(Stated exercise): Repeat, word for word, everything in the passage on pipes and file descriptors from "In BSD UNIX, file" down to "of file descriptors.".

(Extract to read):
--- Start ---

In BSD UNIX, file descriptor table can have up to 99 entries. Therefore, in UNIX
V, file descriptor table entries can be a "precious" commodities and you must
use it carefully in order to avoid running out of file descriptors.

This cloning will allow all the file descriptor table entries established in the
parent process to be inherited by the child process. When the parent process
invoke pipe() and then fork(), the child process will also inherit the parent
process's file descriptors returned from the pipe() system call. One
misconception about pipe() is that it allows bidirectional communication between
two processes. That is simply untrue. One process must be a "reader" and the
other must be a "writer" where both communicating thru the pair of file
descriptors returned from the pipe() system call. Say you invoke pipe with the
parameter pfd where pfd is declared as an integer array of 2 elements. The
writer process will write to pfd[1] while the reader process will read from
pfd[0]. Now, you may ask what happen to the pfd[0] belong to the writer. Well,
it is simply not used and usually will be released thru close(). Ditto for the
pfd[1] belongs to the reader. If you want to allow bidirectional communication,
you need to use another pair of file descriptors returned from a second pipe()
system call. But, who wants to do that? sockets has a much better implementation
of bidirectional communication between processes. That's another topic.

--- End ---

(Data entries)
--- Start ---

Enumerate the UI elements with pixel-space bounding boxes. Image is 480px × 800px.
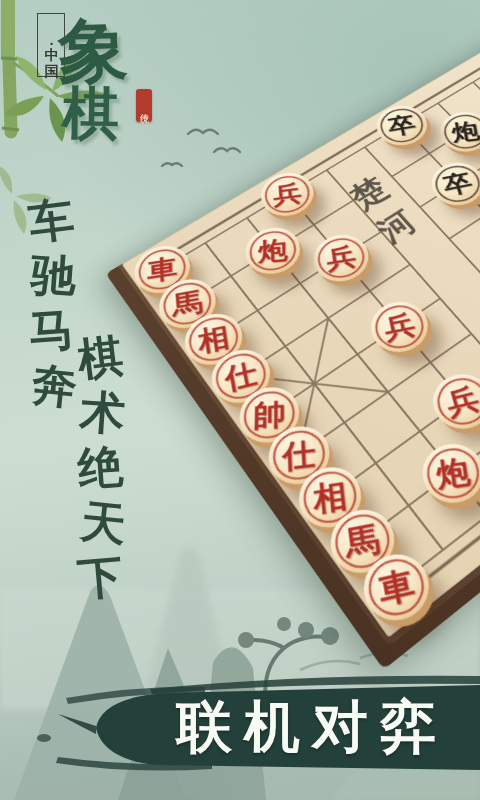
piece-red-兵: 兵 (427, 368, 480, 434)
piece-red-兵: 兵 (311, 231, 372, 285)
piece-red-炮: 炮 (246, 225, 301, 275)
title-char-qi: 棋 (62, 84, 120, 142)
online-match-label: 联机对弈 (152, 696, 472, 758)
slogan-char: 天 (78, 494, 128, 553)
piece-black-炮: 炮 (438, 109, 480, 154)
slogan-char: 下 (76, 549, 126, 608)
slogan-column-2: 棋术绝天下 (78, 331, 123, 605)
slogan-column-1: 车驰马奔 (29, 194, 74, 414)
piece-red-炮: 炮 (419, 440, 480, 506)
slogan-char: 棋 (75, 328, 126, 388)
title-char-xiang: 象 (57, 15, 129, 87)
online-match-button[interactable]: 联机对弈 (0, 668, 480, 800)
slogan-char: 绝 (76, 439, 125, 497)
slogan-char: 术 (78, 385, 127, 443)
slogan-char: 车 (26, 191, 77, 251)
app-logo: 中·国 象 棋 传统 (0, 0, 220, 220)
slogan-char: 奔 (29, 357, 79, 416)
slogan-char: 驰 (29, 248, 78, 306)
country-label: 中·国 (44, 36, 58, 54)
piece-black-卒: 卒 (427, 158, 480, 209)
tradition-seal: 传统 (136, 89, 152, 122)
slogan-char: 马 (27, 302, 76, 360)
piece-red-兵: 兵 (367, 297, 433, 357)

--- End ---

(Completed task):
In BSD UNIX, file descriptor table can have up to 99 entries. Therefore, in UNIX
V, file descriptor table entries can be a "precious" commodities and you must
use it carefully in order to avoid running out of file descriptors.